*Element boundary records*:
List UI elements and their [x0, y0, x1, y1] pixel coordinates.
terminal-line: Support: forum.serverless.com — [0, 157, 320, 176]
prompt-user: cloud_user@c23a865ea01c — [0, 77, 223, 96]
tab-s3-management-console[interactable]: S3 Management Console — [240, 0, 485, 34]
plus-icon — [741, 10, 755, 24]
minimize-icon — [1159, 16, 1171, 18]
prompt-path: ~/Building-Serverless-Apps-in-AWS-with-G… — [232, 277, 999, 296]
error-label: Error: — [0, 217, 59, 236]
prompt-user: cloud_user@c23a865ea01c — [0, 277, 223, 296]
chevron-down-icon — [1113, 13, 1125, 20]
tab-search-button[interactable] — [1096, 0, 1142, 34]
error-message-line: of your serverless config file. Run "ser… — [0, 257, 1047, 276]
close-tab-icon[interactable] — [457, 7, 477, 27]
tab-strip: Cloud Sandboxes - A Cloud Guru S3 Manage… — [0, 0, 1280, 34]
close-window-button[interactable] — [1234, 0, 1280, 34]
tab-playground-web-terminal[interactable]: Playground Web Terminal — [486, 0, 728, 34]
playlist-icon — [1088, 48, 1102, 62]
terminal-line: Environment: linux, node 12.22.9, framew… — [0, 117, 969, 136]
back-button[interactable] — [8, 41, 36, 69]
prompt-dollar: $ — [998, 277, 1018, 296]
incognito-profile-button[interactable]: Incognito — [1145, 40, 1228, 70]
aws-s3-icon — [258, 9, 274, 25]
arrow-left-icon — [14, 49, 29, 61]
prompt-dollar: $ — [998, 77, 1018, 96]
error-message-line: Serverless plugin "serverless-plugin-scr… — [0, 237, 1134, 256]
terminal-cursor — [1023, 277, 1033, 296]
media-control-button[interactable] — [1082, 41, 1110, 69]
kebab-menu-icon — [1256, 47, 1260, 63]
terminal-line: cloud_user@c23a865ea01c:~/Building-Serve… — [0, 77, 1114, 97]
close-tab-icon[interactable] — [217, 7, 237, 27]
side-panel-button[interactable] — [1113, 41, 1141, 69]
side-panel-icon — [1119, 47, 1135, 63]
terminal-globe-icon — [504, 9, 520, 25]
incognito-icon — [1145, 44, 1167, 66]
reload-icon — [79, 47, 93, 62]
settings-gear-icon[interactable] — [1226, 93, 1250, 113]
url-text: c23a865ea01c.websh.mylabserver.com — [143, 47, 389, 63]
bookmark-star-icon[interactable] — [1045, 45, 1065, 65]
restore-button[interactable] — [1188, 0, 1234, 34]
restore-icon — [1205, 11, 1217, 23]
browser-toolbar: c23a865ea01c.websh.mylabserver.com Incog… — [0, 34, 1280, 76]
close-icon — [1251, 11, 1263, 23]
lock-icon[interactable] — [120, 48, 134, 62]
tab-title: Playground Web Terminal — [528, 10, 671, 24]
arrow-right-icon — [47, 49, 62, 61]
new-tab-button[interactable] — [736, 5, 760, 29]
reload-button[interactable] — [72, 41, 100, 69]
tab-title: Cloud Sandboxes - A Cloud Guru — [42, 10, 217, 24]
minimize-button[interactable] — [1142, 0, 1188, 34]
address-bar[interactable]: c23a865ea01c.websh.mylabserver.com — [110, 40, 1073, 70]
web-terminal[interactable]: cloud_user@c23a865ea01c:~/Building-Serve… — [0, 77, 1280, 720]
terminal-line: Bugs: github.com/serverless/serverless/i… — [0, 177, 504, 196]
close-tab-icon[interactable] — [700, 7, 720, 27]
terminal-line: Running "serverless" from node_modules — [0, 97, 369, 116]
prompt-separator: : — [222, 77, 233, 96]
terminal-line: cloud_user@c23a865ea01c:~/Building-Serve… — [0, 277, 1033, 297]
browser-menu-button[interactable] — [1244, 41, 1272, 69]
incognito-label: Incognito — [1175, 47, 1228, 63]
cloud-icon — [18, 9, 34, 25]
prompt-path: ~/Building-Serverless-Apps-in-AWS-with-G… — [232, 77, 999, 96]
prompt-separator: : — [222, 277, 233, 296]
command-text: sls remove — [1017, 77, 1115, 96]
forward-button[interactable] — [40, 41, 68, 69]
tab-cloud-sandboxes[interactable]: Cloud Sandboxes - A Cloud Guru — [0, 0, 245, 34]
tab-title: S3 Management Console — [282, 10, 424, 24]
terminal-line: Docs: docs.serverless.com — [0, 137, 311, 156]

*REQUIREMENT*:
Copy out the lines from the start of the records through the line containing "minimize-icon — [1159, 16, 1171, 18]", both ends included.

*SOLVED PROBLEM*:
List UI elements and their [x0, y0, x1, y1] pixel coordinates.
terminal-line: Support: forum.serverless.com — [0, 157, 320, 176]
prompt-user: cloud_user@c23a865ea01c — [0, 77, 223, 96]
tab-s3-management-console[interactable]: S3 Management Console — [240, 0, 485, 34]
plus-icon — [741, 10, 755, 24]
minimize-icon — [1159, 16, 1171, 18]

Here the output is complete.